:: WHAT YOU HAVE TO DO ::
Whichever lines of the entries hold the word "text" should be identified and copied.

:: LISTED ENTRIES ::
• • • • • • •
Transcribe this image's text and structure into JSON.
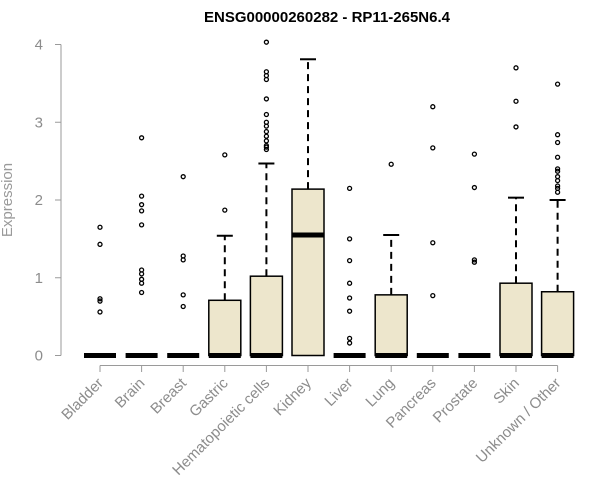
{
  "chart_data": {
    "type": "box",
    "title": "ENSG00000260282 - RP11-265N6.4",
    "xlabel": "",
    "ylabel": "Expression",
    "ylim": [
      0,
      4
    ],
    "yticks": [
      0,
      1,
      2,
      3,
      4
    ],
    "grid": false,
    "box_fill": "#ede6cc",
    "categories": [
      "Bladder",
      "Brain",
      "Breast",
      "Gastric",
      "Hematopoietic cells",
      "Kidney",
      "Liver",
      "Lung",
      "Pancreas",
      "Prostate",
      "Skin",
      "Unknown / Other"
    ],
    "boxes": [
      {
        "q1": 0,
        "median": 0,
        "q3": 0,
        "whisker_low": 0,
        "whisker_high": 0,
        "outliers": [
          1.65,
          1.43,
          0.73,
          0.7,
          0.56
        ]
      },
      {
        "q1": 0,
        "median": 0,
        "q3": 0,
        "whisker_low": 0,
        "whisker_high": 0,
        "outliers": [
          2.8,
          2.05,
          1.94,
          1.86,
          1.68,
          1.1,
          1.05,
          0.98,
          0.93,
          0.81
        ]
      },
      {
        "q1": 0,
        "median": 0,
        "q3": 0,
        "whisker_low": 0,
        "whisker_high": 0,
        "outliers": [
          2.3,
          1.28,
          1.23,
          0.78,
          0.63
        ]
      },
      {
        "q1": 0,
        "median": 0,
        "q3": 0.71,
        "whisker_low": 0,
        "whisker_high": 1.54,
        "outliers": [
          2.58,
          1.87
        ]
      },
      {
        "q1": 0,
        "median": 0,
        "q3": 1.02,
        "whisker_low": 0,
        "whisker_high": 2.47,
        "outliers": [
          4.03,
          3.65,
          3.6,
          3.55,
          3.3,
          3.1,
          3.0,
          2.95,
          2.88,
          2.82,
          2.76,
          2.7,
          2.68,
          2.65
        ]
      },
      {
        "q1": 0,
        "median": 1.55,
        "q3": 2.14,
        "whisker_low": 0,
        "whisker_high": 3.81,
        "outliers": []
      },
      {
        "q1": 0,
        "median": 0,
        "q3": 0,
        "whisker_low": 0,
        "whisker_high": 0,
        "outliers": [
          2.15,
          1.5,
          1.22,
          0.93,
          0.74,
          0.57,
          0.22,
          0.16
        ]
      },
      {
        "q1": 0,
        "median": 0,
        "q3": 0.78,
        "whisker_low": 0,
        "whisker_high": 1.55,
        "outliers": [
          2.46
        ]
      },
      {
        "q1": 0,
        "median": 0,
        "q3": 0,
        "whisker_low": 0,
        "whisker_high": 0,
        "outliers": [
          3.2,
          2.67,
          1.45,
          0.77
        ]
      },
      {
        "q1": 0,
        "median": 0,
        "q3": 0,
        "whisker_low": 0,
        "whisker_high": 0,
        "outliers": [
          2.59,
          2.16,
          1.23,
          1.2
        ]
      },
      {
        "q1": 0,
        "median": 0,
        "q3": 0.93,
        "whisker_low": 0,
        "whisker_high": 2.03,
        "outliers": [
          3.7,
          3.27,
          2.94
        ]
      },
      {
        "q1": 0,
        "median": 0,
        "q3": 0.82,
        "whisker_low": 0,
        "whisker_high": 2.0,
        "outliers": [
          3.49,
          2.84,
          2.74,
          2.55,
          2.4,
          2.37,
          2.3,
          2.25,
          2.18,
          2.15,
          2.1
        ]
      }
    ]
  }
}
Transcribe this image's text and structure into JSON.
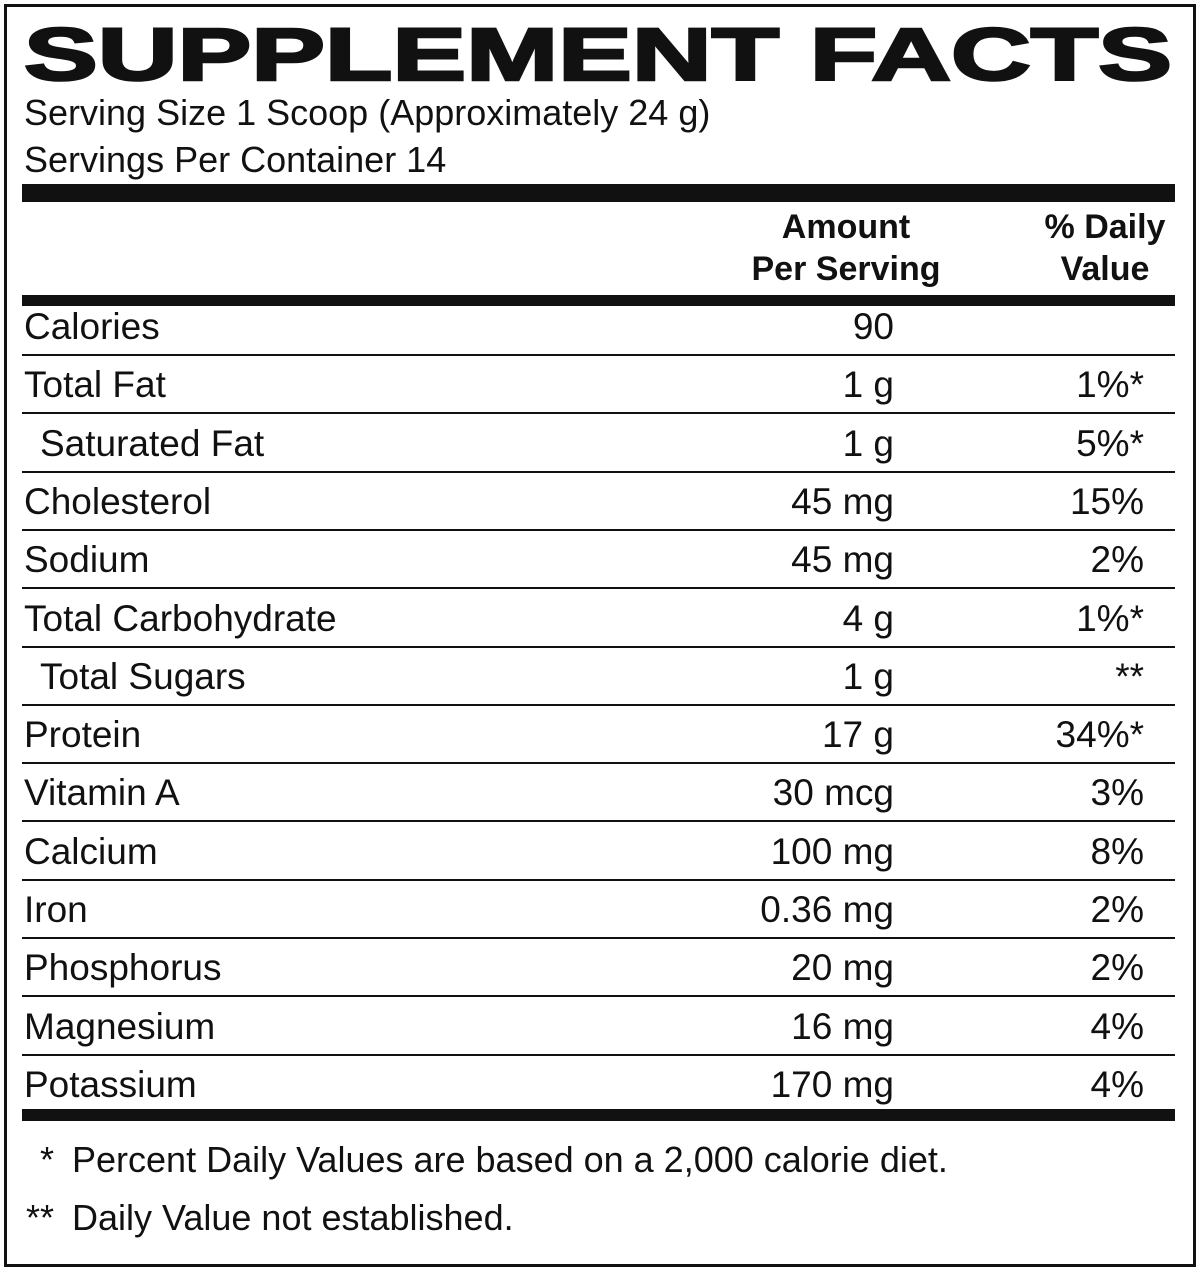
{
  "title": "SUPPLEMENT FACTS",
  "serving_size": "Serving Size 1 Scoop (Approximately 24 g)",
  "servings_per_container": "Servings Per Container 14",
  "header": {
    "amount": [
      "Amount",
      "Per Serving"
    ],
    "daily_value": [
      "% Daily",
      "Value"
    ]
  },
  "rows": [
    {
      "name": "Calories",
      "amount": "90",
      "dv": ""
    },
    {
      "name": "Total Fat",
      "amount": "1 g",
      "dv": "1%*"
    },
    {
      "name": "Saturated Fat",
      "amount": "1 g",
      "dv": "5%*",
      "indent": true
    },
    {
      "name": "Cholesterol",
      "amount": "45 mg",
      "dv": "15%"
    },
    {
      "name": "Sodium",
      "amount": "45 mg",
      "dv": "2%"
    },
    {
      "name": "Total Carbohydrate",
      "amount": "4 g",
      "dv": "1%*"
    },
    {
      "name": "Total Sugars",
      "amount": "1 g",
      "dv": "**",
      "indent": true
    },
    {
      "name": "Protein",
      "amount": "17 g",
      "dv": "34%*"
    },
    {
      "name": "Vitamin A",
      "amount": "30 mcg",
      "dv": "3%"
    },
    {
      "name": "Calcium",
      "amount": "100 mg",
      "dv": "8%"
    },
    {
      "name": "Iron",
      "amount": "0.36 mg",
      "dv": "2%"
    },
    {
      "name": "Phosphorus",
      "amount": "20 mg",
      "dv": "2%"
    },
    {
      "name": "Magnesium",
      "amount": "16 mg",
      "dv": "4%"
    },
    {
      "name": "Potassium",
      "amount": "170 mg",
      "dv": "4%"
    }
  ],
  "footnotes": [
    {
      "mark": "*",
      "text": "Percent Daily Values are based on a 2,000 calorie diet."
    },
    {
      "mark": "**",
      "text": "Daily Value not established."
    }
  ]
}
• • • • • • •
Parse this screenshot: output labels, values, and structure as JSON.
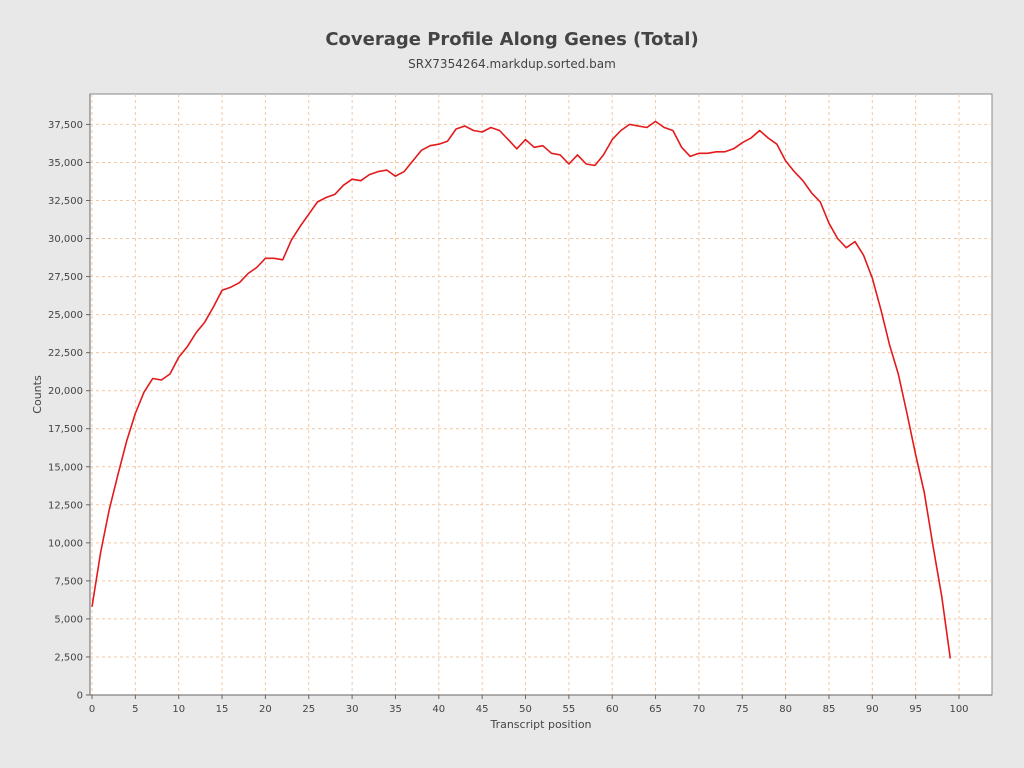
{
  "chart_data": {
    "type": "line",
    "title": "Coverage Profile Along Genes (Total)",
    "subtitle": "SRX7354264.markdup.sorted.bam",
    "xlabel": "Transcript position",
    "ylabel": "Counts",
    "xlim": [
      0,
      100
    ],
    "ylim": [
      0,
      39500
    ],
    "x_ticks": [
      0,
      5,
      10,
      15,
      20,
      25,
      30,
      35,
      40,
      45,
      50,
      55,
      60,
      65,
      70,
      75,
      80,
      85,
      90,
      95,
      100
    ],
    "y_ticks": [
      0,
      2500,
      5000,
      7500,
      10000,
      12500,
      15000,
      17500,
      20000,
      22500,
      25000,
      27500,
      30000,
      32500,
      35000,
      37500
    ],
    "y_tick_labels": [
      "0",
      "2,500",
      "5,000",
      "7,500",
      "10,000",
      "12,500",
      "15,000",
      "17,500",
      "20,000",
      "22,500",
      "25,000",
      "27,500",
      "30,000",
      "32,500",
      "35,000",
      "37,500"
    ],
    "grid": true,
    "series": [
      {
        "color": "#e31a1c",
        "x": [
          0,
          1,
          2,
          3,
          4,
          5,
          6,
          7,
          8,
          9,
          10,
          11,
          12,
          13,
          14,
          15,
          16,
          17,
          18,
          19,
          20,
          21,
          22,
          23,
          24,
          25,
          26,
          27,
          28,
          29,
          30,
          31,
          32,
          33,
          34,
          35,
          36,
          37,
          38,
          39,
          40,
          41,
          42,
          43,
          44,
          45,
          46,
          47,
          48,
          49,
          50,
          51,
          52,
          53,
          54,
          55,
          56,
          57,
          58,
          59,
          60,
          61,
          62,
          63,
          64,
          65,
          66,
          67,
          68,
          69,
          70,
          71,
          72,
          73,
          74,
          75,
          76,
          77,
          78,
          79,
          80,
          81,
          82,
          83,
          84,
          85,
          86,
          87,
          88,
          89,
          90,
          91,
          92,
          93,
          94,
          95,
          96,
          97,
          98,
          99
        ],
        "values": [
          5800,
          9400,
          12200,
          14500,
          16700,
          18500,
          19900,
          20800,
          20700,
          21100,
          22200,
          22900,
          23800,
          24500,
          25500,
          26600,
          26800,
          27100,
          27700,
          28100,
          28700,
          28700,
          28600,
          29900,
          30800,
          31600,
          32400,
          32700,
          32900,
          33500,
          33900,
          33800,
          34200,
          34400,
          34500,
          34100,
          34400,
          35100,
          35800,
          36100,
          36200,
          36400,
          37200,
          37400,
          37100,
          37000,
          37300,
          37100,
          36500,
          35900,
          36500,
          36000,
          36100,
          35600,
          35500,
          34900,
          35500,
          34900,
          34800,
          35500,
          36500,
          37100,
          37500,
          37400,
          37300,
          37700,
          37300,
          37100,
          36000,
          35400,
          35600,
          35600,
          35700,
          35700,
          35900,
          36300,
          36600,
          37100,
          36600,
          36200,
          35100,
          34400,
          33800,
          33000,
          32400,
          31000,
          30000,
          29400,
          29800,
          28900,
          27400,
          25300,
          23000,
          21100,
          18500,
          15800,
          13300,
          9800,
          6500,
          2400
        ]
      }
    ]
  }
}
• • • • • • •
:: ANSWER SPACE ::
Transcribe this image's text and structure into JSON.
Transcribe this image's text and structure into JSON.
      "text": "Percent Daily Values are based on a 2,000 calorie diet."
      "text": "Daily Value not established."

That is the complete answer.